[Dataset records]
§
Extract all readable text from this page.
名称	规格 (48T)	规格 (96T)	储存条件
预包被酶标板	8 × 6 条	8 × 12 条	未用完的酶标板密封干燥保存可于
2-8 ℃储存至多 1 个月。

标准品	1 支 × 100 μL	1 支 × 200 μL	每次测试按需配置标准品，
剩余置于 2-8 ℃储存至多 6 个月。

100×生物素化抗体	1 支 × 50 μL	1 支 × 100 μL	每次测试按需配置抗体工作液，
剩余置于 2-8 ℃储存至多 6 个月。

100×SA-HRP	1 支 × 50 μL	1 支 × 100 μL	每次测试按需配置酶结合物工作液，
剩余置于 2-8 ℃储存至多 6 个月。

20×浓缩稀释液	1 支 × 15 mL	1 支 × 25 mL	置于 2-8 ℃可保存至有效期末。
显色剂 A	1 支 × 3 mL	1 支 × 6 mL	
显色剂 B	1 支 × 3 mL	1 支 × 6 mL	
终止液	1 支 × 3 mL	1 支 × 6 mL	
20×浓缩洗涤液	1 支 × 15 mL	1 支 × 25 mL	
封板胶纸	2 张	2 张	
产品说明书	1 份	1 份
§
TASK GOAL: Write out the entries above once more, without altering anything.

OUTPUT FOR THIS EXERCISE:
Extract all readable text from this page.
名称	规格 (48T)	规格 (96T)	储存条件
预包被酶标板	8 × 6 条	8 × 12 条	未用完的酶标板密封干燥保存可于
2-8 ℃储存至多 1 个月。

标准品	1 支 × 100 μL	1 支 × 200 μL	每次测试按需配置标准品，
剩余置于 2-8 ℃储存至多 6 个月。

100×生物素化抗体	1 支 × 50 μL	1 支 × 100 μL	每次测试按需配置抗体工作液，
剩余置于 2-8 ℃储存至多 6 个月。

100×SA-HRP	1 支 × 50 μL	1 支 × 100 μL	每次测试按需配置酶结合物工作液，
剩余置于 2-8 ℃储存至多 6 个月。

20×浓缩稀释液	1 支 × 15 mL	1 支 × 25 mL	置于 2-8 ℃可保存至有效期末。
显色剂 A	1 支 × 3 mL	1 支 × 6 mL	
显色剂 B	1 支 × 3 mL	1 支 × 6 mL	
终止液	1 支 × 3 mL	1 支 × 6 mL	
20×浓缩洗涤液	1 支 × 15 mL	1 支 × 25 mL	
封板胶纸	2 张	2 张	
产品说明书	1 份	1 份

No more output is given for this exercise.